**Aim**: Nothing in the records may be left out or altered; reproduce them all exactly.

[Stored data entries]

-*-

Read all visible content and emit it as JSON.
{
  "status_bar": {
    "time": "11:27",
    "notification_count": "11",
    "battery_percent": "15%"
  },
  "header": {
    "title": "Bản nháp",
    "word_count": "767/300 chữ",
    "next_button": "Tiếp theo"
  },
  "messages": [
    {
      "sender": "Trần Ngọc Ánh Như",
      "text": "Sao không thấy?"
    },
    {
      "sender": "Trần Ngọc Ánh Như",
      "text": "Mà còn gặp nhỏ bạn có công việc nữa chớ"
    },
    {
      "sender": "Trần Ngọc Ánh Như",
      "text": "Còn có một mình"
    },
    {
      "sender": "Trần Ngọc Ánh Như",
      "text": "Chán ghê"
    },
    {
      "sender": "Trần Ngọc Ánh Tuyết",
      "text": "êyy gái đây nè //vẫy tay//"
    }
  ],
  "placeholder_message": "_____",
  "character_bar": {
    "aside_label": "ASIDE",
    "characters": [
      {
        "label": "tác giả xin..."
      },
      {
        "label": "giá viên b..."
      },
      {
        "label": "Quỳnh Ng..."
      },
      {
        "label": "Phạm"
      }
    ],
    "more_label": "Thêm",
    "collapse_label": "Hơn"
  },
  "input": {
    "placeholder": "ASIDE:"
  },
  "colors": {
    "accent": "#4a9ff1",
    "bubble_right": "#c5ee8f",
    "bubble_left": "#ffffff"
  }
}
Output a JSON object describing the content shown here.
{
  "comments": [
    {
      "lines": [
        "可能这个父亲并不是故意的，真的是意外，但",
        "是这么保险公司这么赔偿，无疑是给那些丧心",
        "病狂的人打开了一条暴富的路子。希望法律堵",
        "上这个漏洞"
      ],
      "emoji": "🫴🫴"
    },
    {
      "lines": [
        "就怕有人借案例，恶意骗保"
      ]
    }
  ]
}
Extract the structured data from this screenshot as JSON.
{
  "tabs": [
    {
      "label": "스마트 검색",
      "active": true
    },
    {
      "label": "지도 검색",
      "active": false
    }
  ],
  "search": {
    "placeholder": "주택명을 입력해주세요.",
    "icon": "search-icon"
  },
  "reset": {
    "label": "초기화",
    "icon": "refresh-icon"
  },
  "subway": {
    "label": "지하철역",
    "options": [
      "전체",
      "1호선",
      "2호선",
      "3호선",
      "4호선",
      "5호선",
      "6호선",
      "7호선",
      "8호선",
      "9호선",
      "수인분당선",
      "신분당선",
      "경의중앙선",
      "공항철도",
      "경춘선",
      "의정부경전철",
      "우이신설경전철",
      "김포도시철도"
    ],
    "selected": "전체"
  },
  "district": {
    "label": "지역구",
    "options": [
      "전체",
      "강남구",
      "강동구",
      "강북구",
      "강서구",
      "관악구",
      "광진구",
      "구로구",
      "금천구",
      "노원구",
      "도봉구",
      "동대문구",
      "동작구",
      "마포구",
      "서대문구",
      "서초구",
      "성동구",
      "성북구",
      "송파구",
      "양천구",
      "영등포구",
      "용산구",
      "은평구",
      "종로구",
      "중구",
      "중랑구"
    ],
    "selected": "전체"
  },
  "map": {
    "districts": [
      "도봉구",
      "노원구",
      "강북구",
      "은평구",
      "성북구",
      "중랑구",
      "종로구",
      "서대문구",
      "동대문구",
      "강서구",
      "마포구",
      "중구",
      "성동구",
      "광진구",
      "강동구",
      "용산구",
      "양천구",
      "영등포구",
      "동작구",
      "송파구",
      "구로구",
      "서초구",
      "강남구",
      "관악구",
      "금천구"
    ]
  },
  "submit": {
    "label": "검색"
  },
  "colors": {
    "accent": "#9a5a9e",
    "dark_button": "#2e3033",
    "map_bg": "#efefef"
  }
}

-*-

**The result**:
Read all visible content and emit it as JSON.
{
  "status_bar": {
    "time": "11:27",
    "notification_count": "11",
    "battery_percent": "15%"
  },
  "header": {
    "title": "Bản nháp",
    "word_count": "767/300 chữ",
    "next_button": "Tiếp theo"
  },
  "messages": [
    {
      "sender": "Trần Ngọc Ánh Như",
      "text": "Sao không thấy?"
    },
    {
      "sender": "Trần Ngọc Ánh Như",
      "text": "Mà còn gặp nhỏ bạn có công việc nữa chớ"
    },
    {
      "sender": "Trần Ngọc Ánh Như",
      "text": "Còn có một mình"
    },
    {
      "sender": "Trần Ngọc Ánh Như",
      "text": "Chán ghê"
    },
    {
      "sender": "Trần Ngọc Ánh Tuyết",
      "text": "êyy gái đây nè //vẫy tay//"
    }
  ],
  "placeholder_message": "_____",
  "character_bar": {
    "aside_label": "ASIDE",
    "characters": [
      {
        "label": "tác giả xin..."
      },
      {
        "label": "giá viên b..."
      },
      {
        "label": "Quỳnh Ng..."
      },
      {
        "label": "Phạm"
      }
    ],
    "more_label": "Thêm",
    "collapse_label": "Hơn"
  },
  "input": {
    "placeholder": "ASIDE:"
  },
  "colors": {
    "accent": "#4a9ff1",
    "bubble_right": "#c5ee8f",
    "bubble_left": "#ffffff"
  }
}
Output a JSON object describing the content shown here.
{
  "comments": [
    {
      "lines": [
        "可能这个父亲并不是故意的，真的是意外，但",
        "是这么保险公司这么赔偿，无疑是给那些丧心",
        "病狂的人打开了一条暴富的路子。希望法律堵",
        "上这个漏洞"
      ],
      "emoji": "🫴🫴"
    },
    {
      "lines": [
        "就怕有人借案例，恶意骗保"
      ]
    }
  ]
}
Extract the structured data from this screenshot as JSON.
{
  "tabs": [
    {
      "label": "스마트 검색",
      "active": true
    },
    {
      "label": "지도 검색",
      "active": false
    }
  ],
  "search": {
    "placeholder": "주택명을 입력해주세요.",
    "icon": "search-icon"
  },
  "reset": {
    "label": "초기화",
    "icon": "refresh-icon"
  },
  "subway": {
    "label": "지하철역",
    "options": [
      "전체",
      "1호선",
      "2호선",
      "3호선",
      "4호선",
      "5호선",
      "6호선",
      "7호선",
      "8호선",
      "9호선",
      "수인분당선",
      "신분당선",
      "경의중앙선",
      "공항철도",
      "경춘선",
      "의정부경전철",
      "우이신설경전철",
      "김포도시철도"
    ],
    "selected": "전체"
  },
  "district": {
    "label": "지역구",
    "options": [
      "전체",
      "강남구",
      "강동구",
      "강북구",
      "강서구",
      "관악구",
      "광진구",
      "구로구",
      "금천구",
      "노원구",
      "도봉구",
      "동대문구",
      "동작구",
      "마포구",
      "서대문구",
      "서초구",
      "성동구",
      "성북구",
      "송파구",
      "양천구",
      "영등포구",
      "용산구",
      "은평구",
      "종로구",
      "중구",
      "중랑구"
    ],
    "selected": "전체"
  },
  "map": {
    "districts": [
      "도봉구",
      "노원구",
      "강북구",
      "은평구",
      "성북구",
      "중랑구",
      "종로구",
      "서대문구",
      "동대문구",
      "강서구",
      "마포구",
      "중구",
      "성동구",
      "광진구",
      "강동구",
      "용산구",
      "양천구",
      "영등포구",
      "동작구",
      "송파구",
      "구로구",
      "서초구",
      "강남구",
      "관악구",
      "금천구"
    ]
  },
  "submit": {
    "label": "검색"
  },
  "colors": {
    "accent": "#9a5a9e",
    "dark_button": "#2e3033",
    "map_bg": "#efefef"
  }
}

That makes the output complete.